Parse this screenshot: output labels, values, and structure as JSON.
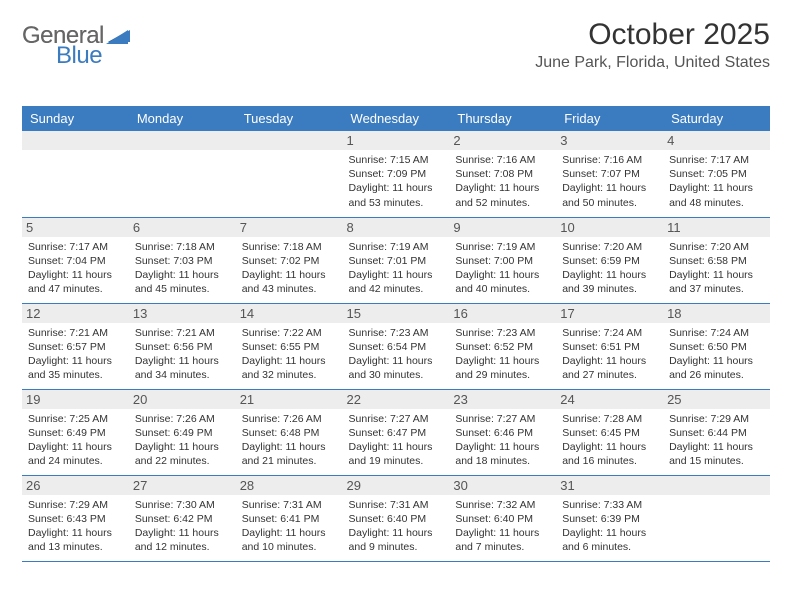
{
  "logo": {
    "general": "General",
    "blue": "Blue"
  },
  "header": {
    "month_title": "October 2025",
    "location": "June Park, Florida, United States"
  },
  "colors": {
    "header_bg": "#3b7bbf",
    "header_text": "#ffffff",
    "daynum_bg": "#ededed",
    "border": "#3b7bbf",
    "text": "#333333",
    "logo_gray": "#666666",
    "logo_blue": "#3b7bbf"
  },
  "calendar": {
    "day_headers": [
      "Sunday",
      "Monday",
      "Tuesday",
      "Wednesday",
      "Thursday",
      "Friday",
      "Saturday"
    ],
    "weeks": [
      [
        null,
        null,
        null,
        {
          "n": "1",
          "sr": "7:15 AM",
          "ss": "7:09 PM",
          "dl": "11 hours and 53 minutes."
        },
        {
          "n": "2",
          "sr": "7:16 AM",
          "ss": "7:08 PM",
          "dl": "11 hours and 52 minutes."
        },
        {
          "n": "3",
          "sr": "7:16 AM",
          "ss": "7:07 PM",
          "dl": "11 hours and 50 minutes."
        },
        {
          "n": "4",
          "sr": "7:17 AM",
          "ss": "7:05 PM",
          "dl": "11 hours and 48 minutes."
        }
      ],
      [
        {
          "n": "5",
          "sr": "7:17 AM",
          "ss": "7:04 PM",
          "dl": "11 hours and 47 minutes."
        },
        {
          "n": "6",
          "sr": "7:18 AM",
          "ss": "7:03 PM",
          "dl": "11 hours and 45 minutes."
        },
        {
          "n": "7",
          "sr": "7:18 AM",
          "ss": "7:02 PM",
          "dl": "11 hours and 43 minutes."
        },
        {
          "n": "8",
          "sr": "7:19 AM",
          "ss": "7:01 PM",
          "dl": "11 hours and 42 minutes."
        },
        {
          "n": "9",
          "sr": "7:19 AM",
          "ss": "7:00 PM",
          "dl": "11 hours and 40 minutes."
        },
        {
          "n": "10",
          "sr": "7:20 AM",
          "ss": "6:59 PM",
          "dl": "11 hours and 39 minutes."
        },
        {
          "n": "11",
          "sr": "7:20 AM",
          "ss": "6:58 PM",
          "dl": "11 hours and 37 minutes."
        }
      ],
      [
        {
          "n": "12",
          "sr": "7:21 AM",
          "ss": "6:57 PM",
          "dl": "11 hours and 35 minutes."
        },
        {
          "n": "13",
          "sr": "7:21 AM",
          "ss": "6:56 PM",
          "dl": "11 hours and 34 minutes."
        },
        {
          "n": "14",
          "sr": "7:22 AM",
          "ss": "6:55 PM",
          "dl": "11 hours and 32 minutes."
        },
        {
          "n": "15",
          "sr": "7:23 AM",
          "ss": "6:54 PM",
          "dl": "11 hours and 30 minutes."
        },
        {
          "n": "16",
          "sr": "7:23 AM",
          "ss": "6:52 PM",
          "dl": "11 hours and 29 minutes."
        },
        {
          "n": "17",
          "sr": "7:24 AM",
          "ss": "6:51 PM",
          "dl": "11 hours and 27 minutes."
        },
        {
          "n": "18",
          "sr": "7:24 AM",
          "ss": "6:50 PM",
          "dl": "11 hours and 26 minutes."
        }
      ],
      [
        {
          "n": "19",
          "sr": "7:25 AM",
          "ss": "6:49 PM",
          "dl": "11 hours and 24 minutes."
        },
        {
          "n": "20",
          "sr": "7:26 AM",
          "ss": "6:49 PM",
          "dl": "11 hours and 22 minutes."
        },
        {
          "n": "21",
          "sr": "7:26 AM",
          "ss": "6:48 PM",
          "dl": "11 hours and 21 minutes."
        },
        {
          "n": "22",
          "sr": "7:27 AM",
          "ss": "6:47 PM",
          "dl": "11 hours and 19 minutes."
        },
        {
          "n": "23",
          "sr": "7:27 AM",
          "ss": "6:46 PM",
          "dl": "11 hours and 18 minutes."
        },
        {
          "n": "24",
          "sr": "7:28 AM",
          "ss": "6:45 PM",
          "dl": "11 hours and 16 minutes."
        },
        {
          "n": "25",
          "sr": "7:29 AM",
          "ss": "6:44 PM",
          "dl": "11 hours and 15 minutes."
        }
      ],
      [
        {
          "n": "26",
          "sr": "7:29 AM",
          "ss": "6:43 PM",
          "dl": "11 hours and 13 minutes."
        },
        {
          "n": "27",
          "sr": "7:30 AM",
          "ss": "6:42 PM",
          "dl": "11 hours and 12 minutes."
        },
        {
          "n": "28",
          "sr": "7:31 AM",
          "ss": "6:41 PM",
          "dl": "11 hours and 10 minutes."
        },
        {
          "n": "29",
          "sr": "7:31 AM",
          "ss": "6:40 PM",
          "dl": "11 hours and 9 minutes."
        },
        {
          "n": "30",
          "sr": "7:32 AM",
          "ss": "6:40 PM",
          "dl": "11 hours and 7 minutes."
        },
        {
          "n": "31",
          "sr": "7:33 AM",
          "ss": "6:39 PM",
          "dl": "11 hours and 6 minutes."
        },
        null
      ]
    ],
    "labels": {
      "sunrise": "Sunrise:",
      "sunset": "Sunset:",
      "daylight": "Daylight:"
    }
  }
}
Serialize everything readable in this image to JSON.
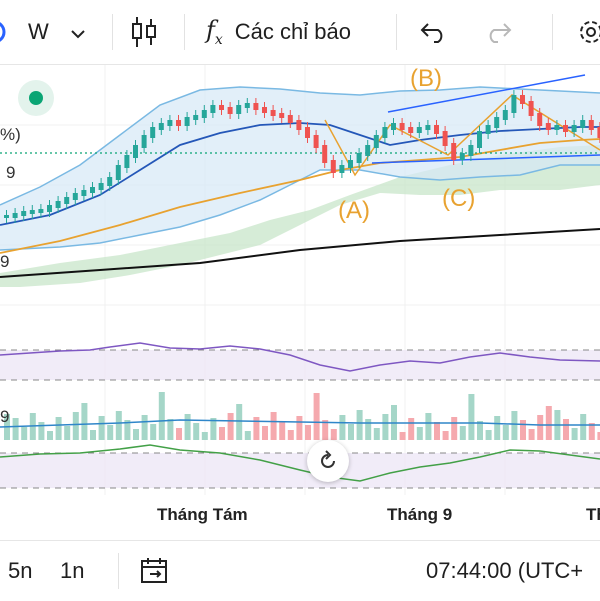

——————

▸ Aim: Return each line among the entries that holds the word "this".

▸ Solution to the problem:
Parse this screenshot: output labels, values, and structure as JSON.
Serialize everything readable in this image to JSON.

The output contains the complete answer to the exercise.